::: Extrait :::

Le cyclophosphamide (Endoxan®)
Il s’agit d’un immunosuppresseur, autrement dit un médicament qui diminue les systèmes de défense de l’organisme en empêchant les cellules du système immunitaire de se diviser.
Chez les patients atteints de syndrome néphrotique avec nombreuses rechutes, le cyclophosphamide est donné à doses relativement faibles et pendant une durée de temps limitée de 3 mois afin d’éviter le risque de complications, en particulier de stérilité. Ce type de complication n’est à craindre que pour des doses et des durées de traitement nettement plus importantes.
Pendant la durée du traitement, il est nécessaire de contrôler le taux de globules blancs une fois par semaine et d’arrêter transitoirement le traitement si ce taux est trop bas. En cas d’infection sous traitement, le cyclophosphamide doit être arrêté pendant quelques jours jusqu’à la guérison de l’épisode infectieux. Le médicament doit être pris le matin de préférence car il est éliminé dans les urines et le produit peut abîmer la vessie s’il y reste longtemps.
La ciclosporine (Néoral®, Sandimmun®)
Il s’agit également d’un immunosuppresseur qui empêche l’action des lymphocytes sans diminuer leur nombre.
Le traitement par ciclosporine peut être efficace chez des patients ayant un syndrome néphrotique corticodépendant et/ou corticorésistant. Il permet de diminuer et même d’arrêter la corticothérapie lorsque celle-ci est mal tolérée. Cependant, le traitement doit être poursuivi plusieurs mois ou années car des rechutes surviennent très souvent quand le médicament est diminué ou arrêté.
La ciclosporine est habituellement utilisée en cas de rechutes malgré un traitement par cyclophosphamide. En effet, elle est susceptible d’abîmer le rein, raison pour laquelle elle n’est pas utilisée d’emblée. Cette action néfaste sur le rein peut être observée sur la biopsie rénale de contrôle que l’on effectue au bout de 18 mois à 2 ans de traitement.

:::

- _À faire_
**1.** Recopiez le passage de l’extrait sur les immunosuppresseurs qui va de « La ciclosporine (Néoral®, Sandimmun®) » à « ans de traitement. ».
**2.** Reprenez l’extrait sur les immunosuppresseurs après sa dernière phrase et écrivez la suite.

::: Données fournies :::

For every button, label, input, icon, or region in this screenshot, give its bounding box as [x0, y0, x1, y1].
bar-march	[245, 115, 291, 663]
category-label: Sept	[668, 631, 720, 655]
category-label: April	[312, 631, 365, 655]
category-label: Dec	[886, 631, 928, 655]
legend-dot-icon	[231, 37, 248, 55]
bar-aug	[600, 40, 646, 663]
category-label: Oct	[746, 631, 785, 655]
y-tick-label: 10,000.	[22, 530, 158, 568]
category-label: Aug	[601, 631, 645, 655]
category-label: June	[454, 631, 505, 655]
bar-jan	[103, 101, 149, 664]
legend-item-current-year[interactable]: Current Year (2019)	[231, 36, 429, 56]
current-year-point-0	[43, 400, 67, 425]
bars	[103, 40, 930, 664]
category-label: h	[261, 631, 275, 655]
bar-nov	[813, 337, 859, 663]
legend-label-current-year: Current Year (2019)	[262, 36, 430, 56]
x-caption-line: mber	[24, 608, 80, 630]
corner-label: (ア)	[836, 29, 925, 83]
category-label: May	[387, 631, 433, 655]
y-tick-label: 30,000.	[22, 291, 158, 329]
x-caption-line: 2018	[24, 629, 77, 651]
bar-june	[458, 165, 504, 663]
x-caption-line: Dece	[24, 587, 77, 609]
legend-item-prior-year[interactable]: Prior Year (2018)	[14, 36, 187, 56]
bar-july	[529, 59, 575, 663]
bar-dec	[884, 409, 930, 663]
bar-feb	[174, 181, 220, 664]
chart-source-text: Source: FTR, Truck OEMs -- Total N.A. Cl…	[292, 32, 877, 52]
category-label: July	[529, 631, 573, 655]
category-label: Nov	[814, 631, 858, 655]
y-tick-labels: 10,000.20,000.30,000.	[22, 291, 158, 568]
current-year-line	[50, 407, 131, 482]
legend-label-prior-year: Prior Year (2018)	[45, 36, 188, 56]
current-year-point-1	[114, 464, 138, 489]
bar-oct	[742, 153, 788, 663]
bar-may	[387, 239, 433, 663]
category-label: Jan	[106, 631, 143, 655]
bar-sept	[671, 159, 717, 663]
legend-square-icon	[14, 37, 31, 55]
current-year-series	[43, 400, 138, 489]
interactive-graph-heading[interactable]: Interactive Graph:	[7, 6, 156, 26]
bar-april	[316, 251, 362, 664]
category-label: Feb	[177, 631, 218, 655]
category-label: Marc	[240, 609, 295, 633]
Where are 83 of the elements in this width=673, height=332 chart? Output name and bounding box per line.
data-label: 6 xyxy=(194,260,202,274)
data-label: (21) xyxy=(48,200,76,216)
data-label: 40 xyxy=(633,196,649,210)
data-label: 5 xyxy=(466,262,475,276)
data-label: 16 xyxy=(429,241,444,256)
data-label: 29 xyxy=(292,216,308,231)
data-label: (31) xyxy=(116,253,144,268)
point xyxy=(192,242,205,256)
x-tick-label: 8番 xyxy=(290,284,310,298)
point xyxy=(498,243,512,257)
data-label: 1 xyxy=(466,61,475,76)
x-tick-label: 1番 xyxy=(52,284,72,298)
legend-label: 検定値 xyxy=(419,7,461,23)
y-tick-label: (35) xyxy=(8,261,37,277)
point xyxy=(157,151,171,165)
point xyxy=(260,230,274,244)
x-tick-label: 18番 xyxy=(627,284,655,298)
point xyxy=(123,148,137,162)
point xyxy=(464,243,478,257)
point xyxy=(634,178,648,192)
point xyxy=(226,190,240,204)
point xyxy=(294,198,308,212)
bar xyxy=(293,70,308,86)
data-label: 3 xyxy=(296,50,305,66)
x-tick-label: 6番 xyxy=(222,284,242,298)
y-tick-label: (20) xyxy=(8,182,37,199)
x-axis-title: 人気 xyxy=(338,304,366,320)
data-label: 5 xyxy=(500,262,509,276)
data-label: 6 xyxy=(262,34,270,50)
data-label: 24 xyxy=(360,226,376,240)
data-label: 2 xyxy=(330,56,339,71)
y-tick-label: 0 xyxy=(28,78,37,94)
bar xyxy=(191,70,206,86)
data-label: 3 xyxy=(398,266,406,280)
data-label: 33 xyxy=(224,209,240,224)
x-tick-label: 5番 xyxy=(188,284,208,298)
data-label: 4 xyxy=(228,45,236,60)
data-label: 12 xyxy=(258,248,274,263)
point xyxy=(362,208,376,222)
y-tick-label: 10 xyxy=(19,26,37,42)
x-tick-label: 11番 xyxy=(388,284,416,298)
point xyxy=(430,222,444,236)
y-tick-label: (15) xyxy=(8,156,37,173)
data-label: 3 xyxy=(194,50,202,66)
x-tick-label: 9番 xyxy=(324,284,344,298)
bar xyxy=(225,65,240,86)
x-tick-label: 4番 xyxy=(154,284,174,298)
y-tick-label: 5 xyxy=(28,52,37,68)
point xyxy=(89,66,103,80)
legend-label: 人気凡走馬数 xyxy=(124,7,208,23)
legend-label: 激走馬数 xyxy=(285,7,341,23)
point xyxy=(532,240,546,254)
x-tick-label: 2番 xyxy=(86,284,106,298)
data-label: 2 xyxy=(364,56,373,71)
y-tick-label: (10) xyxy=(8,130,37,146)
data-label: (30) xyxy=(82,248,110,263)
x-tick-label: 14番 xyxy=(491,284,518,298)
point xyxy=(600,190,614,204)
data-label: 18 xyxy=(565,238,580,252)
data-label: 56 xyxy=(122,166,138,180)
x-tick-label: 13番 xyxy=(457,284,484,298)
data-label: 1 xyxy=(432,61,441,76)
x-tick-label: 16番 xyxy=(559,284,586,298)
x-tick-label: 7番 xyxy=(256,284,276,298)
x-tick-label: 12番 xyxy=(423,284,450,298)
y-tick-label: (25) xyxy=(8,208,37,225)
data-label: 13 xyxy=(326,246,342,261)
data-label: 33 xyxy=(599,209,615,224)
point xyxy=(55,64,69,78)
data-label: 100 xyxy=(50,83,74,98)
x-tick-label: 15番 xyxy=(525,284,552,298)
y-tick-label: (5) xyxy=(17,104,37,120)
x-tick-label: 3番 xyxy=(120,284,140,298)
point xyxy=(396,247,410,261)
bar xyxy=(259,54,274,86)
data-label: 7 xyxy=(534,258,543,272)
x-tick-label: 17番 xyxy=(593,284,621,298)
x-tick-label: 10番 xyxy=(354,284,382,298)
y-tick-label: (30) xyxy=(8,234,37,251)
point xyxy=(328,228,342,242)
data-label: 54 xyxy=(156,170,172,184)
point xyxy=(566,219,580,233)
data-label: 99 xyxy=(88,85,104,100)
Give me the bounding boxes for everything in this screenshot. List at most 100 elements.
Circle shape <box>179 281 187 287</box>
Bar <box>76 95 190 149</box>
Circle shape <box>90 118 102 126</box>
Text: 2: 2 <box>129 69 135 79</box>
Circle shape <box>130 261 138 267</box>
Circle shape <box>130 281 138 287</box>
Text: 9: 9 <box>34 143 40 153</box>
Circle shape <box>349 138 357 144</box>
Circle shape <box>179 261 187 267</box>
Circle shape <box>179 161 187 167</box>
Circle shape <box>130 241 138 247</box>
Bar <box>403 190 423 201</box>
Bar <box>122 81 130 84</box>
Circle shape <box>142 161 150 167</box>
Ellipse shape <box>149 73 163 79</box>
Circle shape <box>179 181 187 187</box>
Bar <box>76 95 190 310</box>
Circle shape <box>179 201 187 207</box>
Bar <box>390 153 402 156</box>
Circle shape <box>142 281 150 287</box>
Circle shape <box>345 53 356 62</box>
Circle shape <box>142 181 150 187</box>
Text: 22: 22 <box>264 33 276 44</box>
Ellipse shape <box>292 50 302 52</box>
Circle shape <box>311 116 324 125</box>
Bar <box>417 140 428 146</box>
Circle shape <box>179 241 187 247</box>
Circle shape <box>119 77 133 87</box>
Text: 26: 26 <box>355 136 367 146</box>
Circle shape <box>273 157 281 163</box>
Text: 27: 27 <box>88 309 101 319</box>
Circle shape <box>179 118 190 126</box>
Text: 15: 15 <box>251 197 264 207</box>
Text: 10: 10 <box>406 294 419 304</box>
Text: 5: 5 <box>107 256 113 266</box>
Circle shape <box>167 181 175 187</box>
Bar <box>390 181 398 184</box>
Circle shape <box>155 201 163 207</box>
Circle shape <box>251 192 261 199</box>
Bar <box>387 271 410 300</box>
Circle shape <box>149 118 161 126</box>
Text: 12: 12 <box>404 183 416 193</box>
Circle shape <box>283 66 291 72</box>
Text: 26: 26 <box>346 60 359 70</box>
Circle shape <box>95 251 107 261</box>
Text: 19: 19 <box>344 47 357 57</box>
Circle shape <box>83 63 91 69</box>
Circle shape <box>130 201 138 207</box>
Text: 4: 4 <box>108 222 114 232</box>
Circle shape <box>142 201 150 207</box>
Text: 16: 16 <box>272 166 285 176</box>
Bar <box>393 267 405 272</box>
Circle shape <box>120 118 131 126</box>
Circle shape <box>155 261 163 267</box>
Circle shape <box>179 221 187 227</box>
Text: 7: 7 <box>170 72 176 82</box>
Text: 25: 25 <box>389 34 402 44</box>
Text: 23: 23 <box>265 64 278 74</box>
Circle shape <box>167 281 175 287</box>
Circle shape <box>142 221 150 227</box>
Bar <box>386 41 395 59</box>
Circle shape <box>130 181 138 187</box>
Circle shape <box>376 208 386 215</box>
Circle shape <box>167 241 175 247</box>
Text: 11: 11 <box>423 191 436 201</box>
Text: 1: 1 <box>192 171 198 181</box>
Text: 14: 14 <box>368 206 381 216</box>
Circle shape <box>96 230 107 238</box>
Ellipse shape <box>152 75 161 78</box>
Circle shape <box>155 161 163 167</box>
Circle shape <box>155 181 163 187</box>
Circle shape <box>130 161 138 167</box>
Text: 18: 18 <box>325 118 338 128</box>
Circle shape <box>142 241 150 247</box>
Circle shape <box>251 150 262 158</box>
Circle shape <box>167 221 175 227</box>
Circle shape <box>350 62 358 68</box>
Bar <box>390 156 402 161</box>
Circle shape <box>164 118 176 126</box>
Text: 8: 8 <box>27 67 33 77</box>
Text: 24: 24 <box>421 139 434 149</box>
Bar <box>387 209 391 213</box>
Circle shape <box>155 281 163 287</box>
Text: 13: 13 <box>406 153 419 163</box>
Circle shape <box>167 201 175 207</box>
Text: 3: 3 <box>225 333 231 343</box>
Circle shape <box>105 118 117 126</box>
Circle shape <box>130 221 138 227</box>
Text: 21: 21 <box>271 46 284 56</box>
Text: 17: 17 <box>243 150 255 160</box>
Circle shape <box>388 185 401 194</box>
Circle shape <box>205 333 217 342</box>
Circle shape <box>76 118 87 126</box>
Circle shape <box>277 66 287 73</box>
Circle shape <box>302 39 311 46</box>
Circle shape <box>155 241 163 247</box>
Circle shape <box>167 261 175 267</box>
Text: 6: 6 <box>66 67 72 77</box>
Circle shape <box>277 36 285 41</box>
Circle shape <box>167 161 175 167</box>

:::

- _Réponses rédigées_
**1.**
La ciclosporine (Néoral®, Sandimmun®)
Il s’agit également d’un immunosuppresseur qui empêche l’action des lymphocytes sans diminuer leur nombre.
Le traitement par ciclosporine peut être efficace chez des patients ayant un syndrome néphrotique corticodépendant et/ou corticorésistant. Il permet de diminuer et même d’arrêter la corticothérapie lorsque celle-ci est mal tolérée. Cependant, le traitement doit être poursuivi plusieurs mois ou années car des rechutes surviennent très souvent quand le médicament est diminué ou arrêté.
La ciclosporine est habituellement utilisée en cas de rechutes malgré un traitement par cyclophosphamide. En effet, elle est susceptible d’abîmer le rein, raison pour laquelle elle n’est pas utilisée d’emblée. Cette action néfaste sur le rein peut être observée sur la biopsie rénale de contrôle que l’on effectue au bout de 18 mois à 2 ans de traitement.

**2.**
En dehors de son effet néfaste sur le rein, la ciclosporine peut faire pousser les poils (hirsutisme) et augmenter la taille des gencives. La tension artérielle peut augmenter durant
le traitement mais il s’agit d’évènements très rares et discrets qui ne justifient habituellement pas l’interruption du traitement.
Autres médicaments
Des études cliniques récentes rapportent l’efficacité du mycophénolate mofétyl (Cellcept®, Myfortic®), et du Tacrolimus (Prograf®) dans le syndrome néphrotique idiopathique. D’autres études sont néanmoins nécessaires pour confirmer ou pas ces résultats, avant que ces médicaments ne soient utilisés de manière systématique.
D’autres médicaments se sont révélés actifs sur la protéinurie dans certaines situations mais ils ne sont habituellement indiqués que lorsque les traitements précédents ont échoué. Il s’agit des Inhibiteurs de l’Enzyme de Conversion (IEC) et des Antagonistes de l’Angiotensine II (Sartans). Ils permettent d’agir à la fois sur la protéinurie et sur l’hypertension qui est parfois associée au syndrome néphrotique. Dans le cas du syndrome néphrotique idiopathique, leur efficacité est controversée.

 

Comment le syndrome néphrotique corticonsensible évolue-t-il à long terme, à l'age adulte ?

Environ 40 % des personnes qui ont eu de nombreuses rechutes dans l’enfance continue à présenter des rechutes à l’âge adulte. Un élément important est que tant que le syndrome néphrotique continue de répondre au traitement, ce qui est le plus souvent le cas, il n’y a pratiquement pas de risque que la maladie se complique d’insuffisance rénale.
Chez l’adulte, le pronostic d’un syndrome néphrotique en rapport avec des lésions glomérulaires minimes est bon puisque qu’environ « seuls » 10 % des patients développent une insuffisance rénale. La situation diffère chez les patients présentant un syndrome néphrotique idiopathique en rapport avec des lésions de hyalinose segmentaire et focale où le risque d’évolution vers l’insuffisance rénale chronique est d’environ 50 %, 6 à 8 ans après le diagnostic. Il s’agit habituellement de formes corticorésistantes qui répondent peu ou pas au traitement immunosuppresseur (Ciclosporine®, Endoxan®, Cellcept®).